:: To do ::
Make an exact copy of all the entries, with the pictures left out.

----- Given data

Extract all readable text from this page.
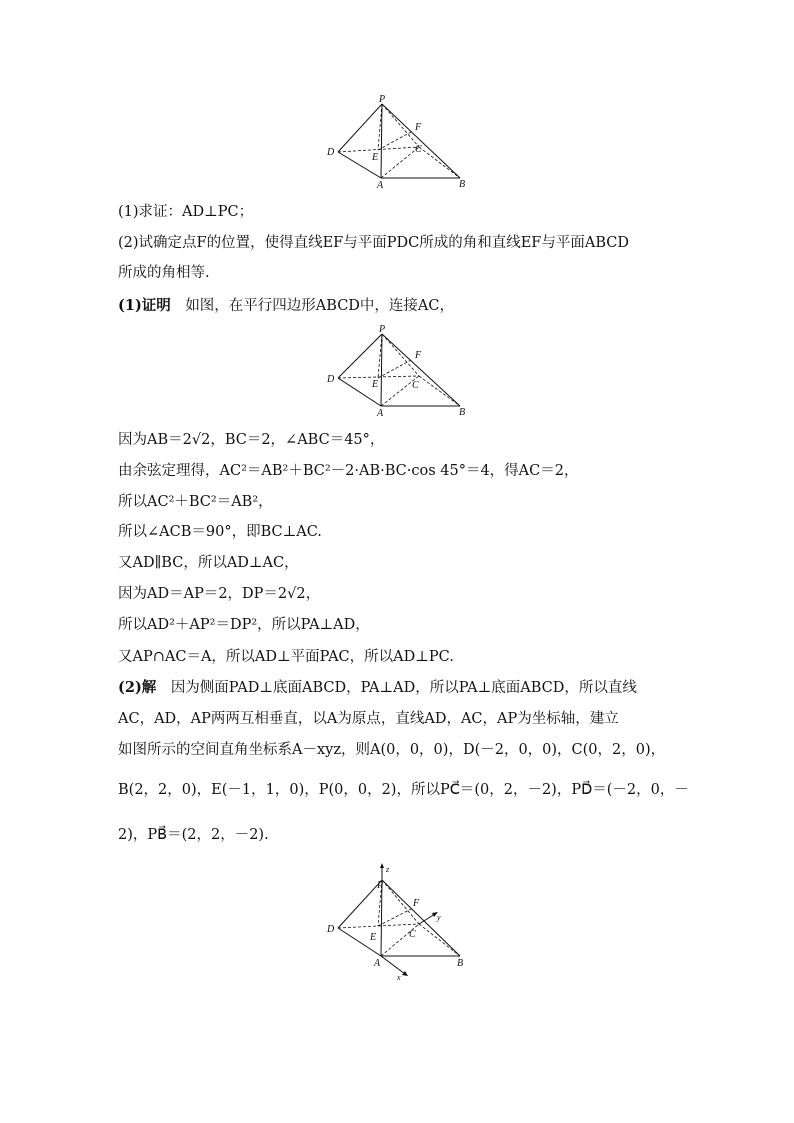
P
D
A	B
C
E
F
(1)求证：AD⊥PC；
(2)试确定点F的位置，使得直线EF与平面PDC所成的角和直线EF与平面ABCD
所成的角相等.
(1)证明  如图，在平行四边形ABCD中，连接AC，
P
D
A	B
C
E
F
因为AB＝2√2，BC＝2，∠ABC＝45°，
由余弦定理得，AC²＝AB²＋BC²－2·AB·BC·cos 45°＝4，得AC＝2，
所以AC²＋BC²＝AB²，
所以∠ACB＝90°，即BC⊥AC.
又AD∥BC，所以AD⊥AC，
因为AD＝AP＝2，DP＝2√2，
所以AD²＋AP²＝DP²，所以PA⊥AD，
又AP∩AC＝A，所以AD⊥平面PAC，所以AD⊥PC.
(2)解  因为侧面PAD⊥底面ABCD，PA⊥AD，所以PA⊥底面ABCD，所以直线
AC，AD，AP两两互相垂直，以A为原点，直线AD，AC，AP为坐标轴，建立
如图所示的空间直角坐标系A－xyz，则A(0，0，0)，D(－2，0，0)，C(0，2，0)，
B(2，2，0)，E(－1，1，0)，P(0，0，2)，所以PC⃗＝(0，2，－2)，PD⃗＝(－2，0，－
2)，PB⃗＝(2，2，－2).
P
D
A	B
C
E
F
z
y
x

----------

:: Expected answer ::
Extract all readable text from this page.
P
D
A	B
C
E
F
(1)求证：AD⊥PC；
(2)试确定点F的位置，使得直线EF与平面PDC所成的角和直线EF与平面ABCD
所成的角相等.
(1)证明  如图，在平行四边形ABCD中，连接AC，
P
D
A	B
C
E
F
因为AB＝2√2，BC＝2，∠ABC＝45°，
由余弦定理得，AC²＝AB²＋BC²－2·AB·BC·cos 45°＝4，得AC＝2，
所以AC²＋BC²＝AB²，
所以∠ACB＝90°，即BC⊥AC.
又AD∥BC，所以AD⊥AC，
因为AD＝AP＝2，DP＝2√2，
所以AD²＋AP²＝DP²，所以PA⊥AD，
又AP∩AC＝A，所以AD⊥平面PAC，所以AD⊥PC.
(2)解  因为侧面PAD⊥底面ABCD，PA⊥AD，所以PA⊥底面ABCD，所以直线
AC，AD，AP两两互相垂直，以A为原点，直线AD，AC，AP为坐标轴，建立
如图所示的空间直角坐标系A－xyz，则A(0，0，0)，D(－2，0，0)，C(0，2，0)，
B(2，2，0)，E(－1，1，0)，P(0，0，2)，所以PC⃗＝(0，2，－2)，PD⃗＝(－2，0，－
2)，PB⃗＝(2，2，－2).
P
D
A	B
C
E
F
z
y
x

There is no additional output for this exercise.